Task statement: Exactly as given, repeat all of the entries.

##### Supplied records #####

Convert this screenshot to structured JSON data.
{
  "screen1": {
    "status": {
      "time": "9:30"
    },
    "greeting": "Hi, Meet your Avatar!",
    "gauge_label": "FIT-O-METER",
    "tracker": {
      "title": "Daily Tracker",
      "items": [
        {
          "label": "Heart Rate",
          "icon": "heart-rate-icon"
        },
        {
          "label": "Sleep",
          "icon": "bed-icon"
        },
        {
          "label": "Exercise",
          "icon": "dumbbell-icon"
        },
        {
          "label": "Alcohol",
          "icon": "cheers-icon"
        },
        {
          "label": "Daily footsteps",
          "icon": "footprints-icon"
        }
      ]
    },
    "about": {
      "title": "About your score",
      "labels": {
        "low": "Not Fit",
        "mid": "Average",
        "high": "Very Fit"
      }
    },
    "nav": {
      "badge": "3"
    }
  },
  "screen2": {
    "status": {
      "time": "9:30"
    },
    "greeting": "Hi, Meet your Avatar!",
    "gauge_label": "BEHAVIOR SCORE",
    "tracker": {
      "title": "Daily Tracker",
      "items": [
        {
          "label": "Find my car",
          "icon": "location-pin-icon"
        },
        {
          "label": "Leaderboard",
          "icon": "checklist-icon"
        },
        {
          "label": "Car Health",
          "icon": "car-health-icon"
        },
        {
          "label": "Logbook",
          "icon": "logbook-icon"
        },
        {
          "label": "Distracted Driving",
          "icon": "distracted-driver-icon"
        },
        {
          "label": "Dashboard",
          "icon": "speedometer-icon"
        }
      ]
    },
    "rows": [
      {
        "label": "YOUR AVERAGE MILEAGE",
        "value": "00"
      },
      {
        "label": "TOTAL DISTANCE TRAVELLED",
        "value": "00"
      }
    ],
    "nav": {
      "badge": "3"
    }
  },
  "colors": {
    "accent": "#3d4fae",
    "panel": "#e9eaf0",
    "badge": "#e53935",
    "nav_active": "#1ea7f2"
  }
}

#####

Finished task:
Convert this screenshot to structured JSON data.
{
  "screen1": {
    "status": {
      "time": "9:30"
    },
    "greeting": "Hi, Meet your Avatar!",
    "gauge_label": "FIT-O-METER",
    "tracker": {
      "title": "Daily Tracker",
      "items": [
        {
          "label": "Heart Rate",
          "icon": "heart-rate-icon"
        },
        {
          "label": "Sleep",
          "icon": "bed-icon"
        },
        {
          "label": "Exercise",
          "icon": "dumbbell-icon"
        },
        {
          "label": "Alcohol",
          "icon": "cheers-icon"
        },
        {
          "label": "Daily footsteps",
          "icon": "footprints-icon"
        }
      ]
    },
    "about": {
      "title": "About your score",
      "labels": {
        "low": "Not Fit",
        "mid": "Average",
        "high": "Very Fit"
      }
    },
    "nav": {
      "badge": "3"
    }
  },
  "screen2": {
    "status": {
      "time": "9:30"
    },
    "greeting": "Hi, Meet your Avatar!",
    "gauge_label": "BEHAVIOR SCORE",
    "tracker": {
      "title": "Daily Tracker",
      "items": [
        {
          "label": "Find my car",
          "icon": "location-pin-icon"
        },
        {
          "label": "Leaderboard",
          "icon": "checklist-icon"
        },
        {
          "label": "Car Health",
          "icon": "car-health-icon"
        },
        {
          "label": "Logbook",
          "icon": "logbook-icon"
        },
        {
          "label": "Distracted Driving",
          "icon": "distracted-driver-icon"
        },
        {
          "label": "Dashboard",
          "icon": "speedometer-icon"
        }
      ]
    },
    "rows": [
      {
        "label": "YOUR AVERAGE MILEAGE",
        "value": "00"
      },
      {
        "label": "TOTAL DISTANCE TRAVELLED",
        "value": "00"
      }
    ],
    "nav": {
      "badge": "3"
    }
  },
  "colors": {
    "accent": "#3d4fae",
    "panel": "#e9eaf0",
    "badge": "#e53935",
    "nav_active": "#1ea7f2"
  }
}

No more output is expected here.